## Start Listed entries
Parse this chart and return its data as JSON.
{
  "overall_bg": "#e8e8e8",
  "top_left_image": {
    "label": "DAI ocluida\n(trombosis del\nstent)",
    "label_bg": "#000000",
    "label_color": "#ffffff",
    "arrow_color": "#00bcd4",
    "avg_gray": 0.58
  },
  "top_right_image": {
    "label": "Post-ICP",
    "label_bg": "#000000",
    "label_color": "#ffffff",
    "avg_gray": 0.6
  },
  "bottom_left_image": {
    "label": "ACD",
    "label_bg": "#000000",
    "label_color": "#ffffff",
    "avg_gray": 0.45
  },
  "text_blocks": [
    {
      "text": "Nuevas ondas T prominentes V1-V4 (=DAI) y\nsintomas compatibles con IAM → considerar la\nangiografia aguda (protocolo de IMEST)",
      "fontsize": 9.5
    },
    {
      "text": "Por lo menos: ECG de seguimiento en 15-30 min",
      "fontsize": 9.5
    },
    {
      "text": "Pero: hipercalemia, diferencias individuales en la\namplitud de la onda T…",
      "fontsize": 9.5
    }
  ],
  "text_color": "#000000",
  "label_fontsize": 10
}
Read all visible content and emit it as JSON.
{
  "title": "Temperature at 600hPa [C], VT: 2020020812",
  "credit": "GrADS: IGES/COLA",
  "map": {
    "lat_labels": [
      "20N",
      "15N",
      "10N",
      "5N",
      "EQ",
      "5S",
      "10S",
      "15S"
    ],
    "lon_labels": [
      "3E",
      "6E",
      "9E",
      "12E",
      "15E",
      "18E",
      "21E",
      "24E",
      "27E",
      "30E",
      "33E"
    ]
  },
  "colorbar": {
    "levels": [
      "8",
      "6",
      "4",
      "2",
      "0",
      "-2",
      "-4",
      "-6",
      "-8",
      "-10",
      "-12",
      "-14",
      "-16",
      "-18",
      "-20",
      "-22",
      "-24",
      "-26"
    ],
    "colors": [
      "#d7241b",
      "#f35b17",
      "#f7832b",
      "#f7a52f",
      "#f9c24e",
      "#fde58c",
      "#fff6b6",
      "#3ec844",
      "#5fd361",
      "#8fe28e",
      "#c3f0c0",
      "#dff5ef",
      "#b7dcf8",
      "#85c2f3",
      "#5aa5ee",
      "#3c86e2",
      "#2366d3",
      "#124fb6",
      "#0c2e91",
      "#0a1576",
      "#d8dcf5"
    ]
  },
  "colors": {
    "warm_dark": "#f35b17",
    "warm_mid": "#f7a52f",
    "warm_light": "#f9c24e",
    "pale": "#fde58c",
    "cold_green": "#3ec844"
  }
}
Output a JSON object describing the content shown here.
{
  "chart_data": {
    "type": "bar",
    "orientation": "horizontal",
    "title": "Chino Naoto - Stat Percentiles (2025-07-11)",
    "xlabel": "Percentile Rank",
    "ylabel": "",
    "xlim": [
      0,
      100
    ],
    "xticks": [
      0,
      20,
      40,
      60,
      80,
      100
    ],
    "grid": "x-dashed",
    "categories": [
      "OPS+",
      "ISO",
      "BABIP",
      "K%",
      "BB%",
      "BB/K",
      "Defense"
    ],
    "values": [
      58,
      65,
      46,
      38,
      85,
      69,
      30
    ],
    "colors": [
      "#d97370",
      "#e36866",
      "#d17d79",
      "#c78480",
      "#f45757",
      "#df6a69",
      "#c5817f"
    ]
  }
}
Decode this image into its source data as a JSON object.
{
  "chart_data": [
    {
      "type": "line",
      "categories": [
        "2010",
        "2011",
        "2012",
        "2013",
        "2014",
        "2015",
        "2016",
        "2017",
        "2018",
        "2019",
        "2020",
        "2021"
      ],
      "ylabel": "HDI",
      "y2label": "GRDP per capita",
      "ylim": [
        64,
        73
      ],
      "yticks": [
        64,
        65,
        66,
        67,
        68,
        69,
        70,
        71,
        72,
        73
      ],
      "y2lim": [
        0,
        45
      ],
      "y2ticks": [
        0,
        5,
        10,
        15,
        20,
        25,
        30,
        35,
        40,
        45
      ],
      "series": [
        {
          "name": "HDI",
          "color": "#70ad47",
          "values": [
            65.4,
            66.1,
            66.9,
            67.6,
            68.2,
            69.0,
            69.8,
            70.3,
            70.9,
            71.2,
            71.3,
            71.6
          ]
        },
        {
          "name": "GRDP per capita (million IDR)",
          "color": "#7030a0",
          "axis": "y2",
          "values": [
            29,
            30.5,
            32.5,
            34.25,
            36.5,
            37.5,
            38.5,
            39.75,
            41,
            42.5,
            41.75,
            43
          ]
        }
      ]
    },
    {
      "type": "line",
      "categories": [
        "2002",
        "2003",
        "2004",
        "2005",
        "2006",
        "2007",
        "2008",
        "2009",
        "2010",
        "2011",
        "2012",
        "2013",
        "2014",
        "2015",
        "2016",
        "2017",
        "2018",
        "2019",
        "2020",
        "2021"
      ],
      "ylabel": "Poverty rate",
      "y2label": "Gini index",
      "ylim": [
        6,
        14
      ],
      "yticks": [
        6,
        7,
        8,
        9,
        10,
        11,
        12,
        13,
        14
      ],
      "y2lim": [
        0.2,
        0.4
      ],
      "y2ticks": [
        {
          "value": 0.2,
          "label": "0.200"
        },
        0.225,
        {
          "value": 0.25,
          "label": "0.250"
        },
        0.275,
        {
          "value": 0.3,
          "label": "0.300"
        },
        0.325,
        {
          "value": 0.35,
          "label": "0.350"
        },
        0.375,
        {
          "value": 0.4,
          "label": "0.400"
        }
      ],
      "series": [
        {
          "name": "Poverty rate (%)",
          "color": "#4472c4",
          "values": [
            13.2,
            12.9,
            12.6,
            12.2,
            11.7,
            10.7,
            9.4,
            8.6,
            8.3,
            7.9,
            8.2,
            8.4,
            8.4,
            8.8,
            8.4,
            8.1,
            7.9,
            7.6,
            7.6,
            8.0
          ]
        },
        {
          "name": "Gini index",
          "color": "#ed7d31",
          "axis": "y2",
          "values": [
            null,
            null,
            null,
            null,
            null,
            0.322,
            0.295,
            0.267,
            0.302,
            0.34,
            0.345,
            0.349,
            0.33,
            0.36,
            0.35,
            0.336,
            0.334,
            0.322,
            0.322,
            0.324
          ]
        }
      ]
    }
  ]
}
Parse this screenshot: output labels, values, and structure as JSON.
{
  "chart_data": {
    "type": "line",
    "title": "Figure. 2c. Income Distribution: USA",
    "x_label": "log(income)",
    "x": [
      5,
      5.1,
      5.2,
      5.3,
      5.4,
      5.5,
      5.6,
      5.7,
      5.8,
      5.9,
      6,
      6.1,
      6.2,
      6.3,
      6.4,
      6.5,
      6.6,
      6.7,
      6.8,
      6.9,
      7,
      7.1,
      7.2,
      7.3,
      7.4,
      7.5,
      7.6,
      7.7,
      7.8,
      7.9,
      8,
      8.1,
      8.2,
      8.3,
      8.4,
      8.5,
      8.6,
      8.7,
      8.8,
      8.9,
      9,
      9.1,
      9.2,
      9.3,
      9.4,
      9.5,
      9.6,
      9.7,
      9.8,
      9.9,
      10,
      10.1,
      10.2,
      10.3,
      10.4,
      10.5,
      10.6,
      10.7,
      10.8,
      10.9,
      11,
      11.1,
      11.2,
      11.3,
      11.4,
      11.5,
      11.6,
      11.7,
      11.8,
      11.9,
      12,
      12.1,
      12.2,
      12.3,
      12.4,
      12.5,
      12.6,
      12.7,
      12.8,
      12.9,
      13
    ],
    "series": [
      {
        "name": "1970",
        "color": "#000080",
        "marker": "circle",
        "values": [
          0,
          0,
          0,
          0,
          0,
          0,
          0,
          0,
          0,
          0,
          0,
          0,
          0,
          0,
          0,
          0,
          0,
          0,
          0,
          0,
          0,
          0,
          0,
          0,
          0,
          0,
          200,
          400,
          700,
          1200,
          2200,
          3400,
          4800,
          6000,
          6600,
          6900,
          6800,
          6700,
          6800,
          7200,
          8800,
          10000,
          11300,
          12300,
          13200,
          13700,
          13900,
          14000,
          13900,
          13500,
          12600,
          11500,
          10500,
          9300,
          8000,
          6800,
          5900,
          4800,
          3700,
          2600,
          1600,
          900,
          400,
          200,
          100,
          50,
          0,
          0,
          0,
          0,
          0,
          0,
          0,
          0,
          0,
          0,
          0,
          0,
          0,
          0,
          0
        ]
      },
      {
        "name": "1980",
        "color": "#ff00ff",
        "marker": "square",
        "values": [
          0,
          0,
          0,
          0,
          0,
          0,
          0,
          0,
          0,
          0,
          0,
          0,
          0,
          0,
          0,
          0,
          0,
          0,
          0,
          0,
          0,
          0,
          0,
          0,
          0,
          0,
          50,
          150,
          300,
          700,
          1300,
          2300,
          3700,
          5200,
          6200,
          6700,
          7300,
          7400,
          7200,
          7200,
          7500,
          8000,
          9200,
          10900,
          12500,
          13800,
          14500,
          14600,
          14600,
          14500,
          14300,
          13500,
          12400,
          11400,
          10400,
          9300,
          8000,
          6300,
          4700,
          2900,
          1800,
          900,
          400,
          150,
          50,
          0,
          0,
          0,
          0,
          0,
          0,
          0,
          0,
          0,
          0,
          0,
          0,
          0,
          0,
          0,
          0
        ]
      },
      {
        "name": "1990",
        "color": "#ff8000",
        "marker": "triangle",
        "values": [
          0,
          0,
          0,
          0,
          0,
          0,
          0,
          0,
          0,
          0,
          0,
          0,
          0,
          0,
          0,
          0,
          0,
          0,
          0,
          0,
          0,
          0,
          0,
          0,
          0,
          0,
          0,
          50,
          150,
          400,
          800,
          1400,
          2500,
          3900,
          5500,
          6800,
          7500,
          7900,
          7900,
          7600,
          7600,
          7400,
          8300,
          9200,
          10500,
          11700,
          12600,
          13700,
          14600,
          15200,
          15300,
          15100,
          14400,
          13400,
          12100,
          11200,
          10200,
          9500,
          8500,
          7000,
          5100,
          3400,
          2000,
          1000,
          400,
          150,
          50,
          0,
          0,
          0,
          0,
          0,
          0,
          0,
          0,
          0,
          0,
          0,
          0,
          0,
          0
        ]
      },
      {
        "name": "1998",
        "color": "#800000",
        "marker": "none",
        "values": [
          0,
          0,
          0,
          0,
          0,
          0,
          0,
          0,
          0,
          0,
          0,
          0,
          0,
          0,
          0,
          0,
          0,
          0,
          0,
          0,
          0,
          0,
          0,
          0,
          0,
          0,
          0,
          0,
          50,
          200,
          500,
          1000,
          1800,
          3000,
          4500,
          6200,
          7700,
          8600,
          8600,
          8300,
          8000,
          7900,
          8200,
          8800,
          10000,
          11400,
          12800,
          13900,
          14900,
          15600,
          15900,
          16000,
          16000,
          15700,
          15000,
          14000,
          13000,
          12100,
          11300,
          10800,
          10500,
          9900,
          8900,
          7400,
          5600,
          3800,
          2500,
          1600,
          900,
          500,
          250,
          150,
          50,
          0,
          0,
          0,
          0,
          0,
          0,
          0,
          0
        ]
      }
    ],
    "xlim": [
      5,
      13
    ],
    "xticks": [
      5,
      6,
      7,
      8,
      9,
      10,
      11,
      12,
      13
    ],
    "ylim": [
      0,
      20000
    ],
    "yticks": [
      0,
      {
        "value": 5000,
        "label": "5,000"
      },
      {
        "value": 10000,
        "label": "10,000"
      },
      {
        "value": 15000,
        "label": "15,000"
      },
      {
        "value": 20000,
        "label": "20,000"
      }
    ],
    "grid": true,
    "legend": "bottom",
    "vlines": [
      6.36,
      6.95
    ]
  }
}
## End Listed entries
Look through the records and gather every line containing "ylabel".

Result of the exercise:
    "ylabel": "",
      "ylabel": "HDI",
      "ylabel": "Poverty rate",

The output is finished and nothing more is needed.